* **Supplied records**
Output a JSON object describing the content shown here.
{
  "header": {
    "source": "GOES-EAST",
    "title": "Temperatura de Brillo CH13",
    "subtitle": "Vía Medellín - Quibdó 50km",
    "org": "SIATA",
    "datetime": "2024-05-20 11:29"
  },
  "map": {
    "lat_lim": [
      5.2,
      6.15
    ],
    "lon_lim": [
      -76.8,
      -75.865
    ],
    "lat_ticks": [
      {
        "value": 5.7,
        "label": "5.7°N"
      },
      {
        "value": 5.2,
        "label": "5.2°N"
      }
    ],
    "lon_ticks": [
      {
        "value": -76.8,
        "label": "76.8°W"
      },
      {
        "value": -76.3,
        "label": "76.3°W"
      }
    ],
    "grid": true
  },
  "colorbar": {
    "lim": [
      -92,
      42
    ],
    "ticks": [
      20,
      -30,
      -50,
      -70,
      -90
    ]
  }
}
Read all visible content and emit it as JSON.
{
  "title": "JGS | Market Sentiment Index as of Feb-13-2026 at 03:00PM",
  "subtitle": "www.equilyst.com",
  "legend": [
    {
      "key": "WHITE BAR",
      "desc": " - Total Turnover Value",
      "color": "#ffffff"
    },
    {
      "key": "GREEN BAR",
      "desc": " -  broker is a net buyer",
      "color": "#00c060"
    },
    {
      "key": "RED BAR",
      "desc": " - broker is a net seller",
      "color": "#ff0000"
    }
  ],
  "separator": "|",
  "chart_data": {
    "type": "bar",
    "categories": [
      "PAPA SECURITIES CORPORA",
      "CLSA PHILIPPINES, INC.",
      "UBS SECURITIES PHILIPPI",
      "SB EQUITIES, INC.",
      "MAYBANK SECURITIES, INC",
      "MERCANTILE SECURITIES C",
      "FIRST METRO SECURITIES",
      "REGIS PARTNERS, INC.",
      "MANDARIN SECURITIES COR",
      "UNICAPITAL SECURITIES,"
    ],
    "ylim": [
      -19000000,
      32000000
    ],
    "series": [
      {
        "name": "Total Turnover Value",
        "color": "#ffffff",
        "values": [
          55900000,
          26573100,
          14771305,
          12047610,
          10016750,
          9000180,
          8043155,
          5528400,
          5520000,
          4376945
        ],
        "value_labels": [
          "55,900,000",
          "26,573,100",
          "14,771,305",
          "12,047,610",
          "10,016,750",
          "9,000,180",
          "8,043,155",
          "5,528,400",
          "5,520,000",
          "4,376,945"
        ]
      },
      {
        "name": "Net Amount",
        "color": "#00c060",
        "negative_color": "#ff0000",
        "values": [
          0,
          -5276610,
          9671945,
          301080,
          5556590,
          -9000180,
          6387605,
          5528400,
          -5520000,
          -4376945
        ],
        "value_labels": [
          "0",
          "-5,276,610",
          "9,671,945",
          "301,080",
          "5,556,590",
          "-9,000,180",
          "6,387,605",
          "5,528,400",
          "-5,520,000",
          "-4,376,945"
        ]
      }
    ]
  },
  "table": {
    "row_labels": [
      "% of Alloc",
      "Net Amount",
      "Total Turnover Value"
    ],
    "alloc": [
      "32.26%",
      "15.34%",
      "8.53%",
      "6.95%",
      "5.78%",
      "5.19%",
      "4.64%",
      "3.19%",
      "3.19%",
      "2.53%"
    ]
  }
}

* **Goal**
Gather up, from the records above, each line where the word "subtitle" appears.

* **In response**
    "subtitle": "Vía Medellín - Quibdó 50km",
  "subtitle": "www.equilyst.com",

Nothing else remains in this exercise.